In keeping with the Nativity theme from last post –
It’s so easy to forget important aspects of Jesus’s experience and life that would have been significantly affecting, especially during His growing-up years and on the way His community would have seen Him.
Let’s not forget – His was an outright scandalous beginning.
His young mother was “impregnated by the Spirit of God” (Matthew 1:18, Luke 1:35)… Sure.
His earthly father Joseph, betrothed to Mary when this extraordinary and highly suspicious happening occurred, had in mind to divorce her quietly. Then, in an overnight change of heart, decided to marry her. To support her while she carried this baby to term. To attach his name to hers when her firstborn didn’t carry his DNA or, likely, bear any resemblance to him.
What did the neighbors say about them as they raised this strange toddler? What did her parents think? Or his? How did their families react? What were family gatherings like? Everyone else with their predictable families and pedigreed children, and Mary and Joseph carrying the scent of impropriety and scandal that probably followed them for years? How many “milkman” jokes did they have to swallow with a polite smile? How many people simply didn’t talk to them again after that? What parties were they no longer invited to?

# Activity 1
Copy the passage on Jesus's scandalous beginning word for word, between "What did the" and "longer invited to?", inclusive.
# Activity 2
Carry on the passage on Jesus's scandalous beginning from the point where it ends.
The entries have no connection to the passage on Jesus's scandalous beginning.

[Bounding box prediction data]
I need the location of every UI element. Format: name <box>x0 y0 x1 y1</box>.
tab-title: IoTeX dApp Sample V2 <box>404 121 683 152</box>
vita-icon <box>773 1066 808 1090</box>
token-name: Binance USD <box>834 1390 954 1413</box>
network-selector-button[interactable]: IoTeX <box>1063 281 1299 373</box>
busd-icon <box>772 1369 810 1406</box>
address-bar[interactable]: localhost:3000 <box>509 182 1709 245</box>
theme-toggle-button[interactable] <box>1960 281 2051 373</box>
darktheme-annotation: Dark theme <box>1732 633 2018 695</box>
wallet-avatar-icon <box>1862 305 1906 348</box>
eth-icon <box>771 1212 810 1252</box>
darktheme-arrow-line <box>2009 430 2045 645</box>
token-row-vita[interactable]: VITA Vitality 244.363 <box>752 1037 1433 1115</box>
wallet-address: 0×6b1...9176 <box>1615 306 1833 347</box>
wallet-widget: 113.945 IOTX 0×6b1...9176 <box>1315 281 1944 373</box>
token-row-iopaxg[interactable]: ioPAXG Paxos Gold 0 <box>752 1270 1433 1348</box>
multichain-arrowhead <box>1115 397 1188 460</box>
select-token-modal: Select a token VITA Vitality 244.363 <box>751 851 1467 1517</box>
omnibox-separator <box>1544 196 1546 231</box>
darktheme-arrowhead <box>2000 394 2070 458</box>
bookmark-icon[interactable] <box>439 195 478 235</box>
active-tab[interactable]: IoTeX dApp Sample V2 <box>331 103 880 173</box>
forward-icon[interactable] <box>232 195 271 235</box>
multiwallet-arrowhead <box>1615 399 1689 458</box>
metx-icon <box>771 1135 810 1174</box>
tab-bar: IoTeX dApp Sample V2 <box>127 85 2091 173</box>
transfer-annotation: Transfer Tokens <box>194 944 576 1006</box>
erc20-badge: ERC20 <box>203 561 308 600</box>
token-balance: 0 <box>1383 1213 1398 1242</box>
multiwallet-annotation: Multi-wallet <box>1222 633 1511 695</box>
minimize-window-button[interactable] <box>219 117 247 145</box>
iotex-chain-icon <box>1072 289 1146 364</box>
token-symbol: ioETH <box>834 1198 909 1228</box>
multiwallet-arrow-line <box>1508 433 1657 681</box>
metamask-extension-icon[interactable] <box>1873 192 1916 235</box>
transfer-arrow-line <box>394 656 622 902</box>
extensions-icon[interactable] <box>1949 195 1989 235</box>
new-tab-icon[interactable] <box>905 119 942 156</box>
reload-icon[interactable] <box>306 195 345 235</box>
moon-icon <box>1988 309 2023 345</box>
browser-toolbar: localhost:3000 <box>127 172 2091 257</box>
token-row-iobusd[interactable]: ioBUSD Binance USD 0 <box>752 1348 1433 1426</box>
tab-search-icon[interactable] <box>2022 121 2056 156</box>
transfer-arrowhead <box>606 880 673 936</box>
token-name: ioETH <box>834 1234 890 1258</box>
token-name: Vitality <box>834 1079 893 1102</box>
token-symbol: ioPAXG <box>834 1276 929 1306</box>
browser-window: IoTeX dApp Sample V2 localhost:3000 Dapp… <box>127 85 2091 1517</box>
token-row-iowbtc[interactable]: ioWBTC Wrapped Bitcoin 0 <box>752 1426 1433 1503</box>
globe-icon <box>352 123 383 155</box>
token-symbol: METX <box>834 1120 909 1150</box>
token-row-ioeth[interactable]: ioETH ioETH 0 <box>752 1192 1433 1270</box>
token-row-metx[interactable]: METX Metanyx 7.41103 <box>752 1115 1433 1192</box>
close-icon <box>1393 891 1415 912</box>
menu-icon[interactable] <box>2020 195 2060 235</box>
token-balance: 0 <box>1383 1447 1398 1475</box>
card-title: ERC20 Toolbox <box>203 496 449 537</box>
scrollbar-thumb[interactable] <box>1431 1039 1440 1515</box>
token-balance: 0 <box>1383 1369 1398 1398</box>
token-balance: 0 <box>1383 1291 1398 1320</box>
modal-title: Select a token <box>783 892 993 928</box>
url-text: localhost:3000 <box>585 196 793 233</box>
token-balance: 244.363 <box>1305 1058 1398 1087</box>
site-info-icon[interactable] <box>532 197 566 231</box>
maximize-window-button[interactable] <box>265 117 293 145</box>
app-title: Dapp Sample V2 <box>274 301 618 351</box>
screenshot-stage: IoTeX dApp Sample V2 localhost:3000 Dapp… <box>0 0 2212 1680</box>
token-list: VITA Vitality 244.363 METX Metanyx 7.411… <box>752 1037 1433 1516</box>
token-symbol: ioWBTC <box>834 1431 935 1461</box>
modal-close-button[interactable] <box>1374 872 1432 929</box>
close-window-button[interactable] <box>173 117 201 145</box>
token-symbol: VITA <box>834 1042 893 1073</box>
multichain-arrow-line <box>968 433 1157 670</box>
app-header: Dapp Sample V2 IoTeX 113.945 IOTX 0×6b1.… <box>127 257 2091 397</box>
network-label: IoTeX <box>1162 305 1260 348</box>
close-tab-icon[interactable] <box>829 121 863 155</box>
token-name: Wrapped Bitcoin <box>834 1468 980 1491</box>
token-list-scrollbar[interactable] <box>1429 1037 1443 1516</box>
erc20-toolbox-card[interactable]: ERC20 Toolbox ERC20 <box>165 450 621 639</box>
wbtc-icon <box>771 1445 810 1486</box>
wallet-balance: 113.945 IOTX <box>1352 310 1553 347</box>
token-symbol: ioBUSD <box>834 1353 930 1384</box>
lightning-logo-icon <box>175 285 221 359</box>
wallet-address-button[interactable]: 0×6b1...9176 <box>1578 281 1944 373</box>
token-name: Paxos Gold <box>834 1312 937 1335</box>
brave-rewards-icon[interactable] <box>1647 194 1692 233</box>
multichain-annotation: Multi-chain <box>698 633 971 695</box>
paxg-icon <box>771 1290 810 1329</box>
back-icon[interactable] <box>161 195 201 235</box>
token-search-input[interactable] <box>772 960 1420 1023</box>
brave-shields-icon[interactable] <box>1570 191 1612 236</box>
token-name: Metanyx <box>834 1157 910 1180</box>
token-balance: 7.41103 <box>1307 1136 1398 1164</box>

# Answer 1
What did the neighbors say about them as they raised this strange toddler? What did her parents think? Or his? How did their families react? What were family gatherings like? Everyone else with their predictable families and pedigreed children, and Mary and Joseph carrying the scent of impropriety and scandal that probably followed them for years? How many “milkman” jokes did they have to swallow with a polite smile? How many people simply didn’t talk to them again after that? What parties were they no longer invited to?

# Answer 2
How did Mary’s friends react when she tried to tell them what had happened? Did they believe her? And how about Joseph’s? Did any of them stay or did they seek more community-approved company elsewhere?
And why do we not really hear about Joseph after Jesus’s ministry begins? Was it all too much for him? Was it too embarrassing, too risky, too implicating for him to stick around?
It sounds hard. It sounds really hard. And I appreciate that Jesus must know what living with ostracization, and a complicated story, and others’ whispers and judgements feel like.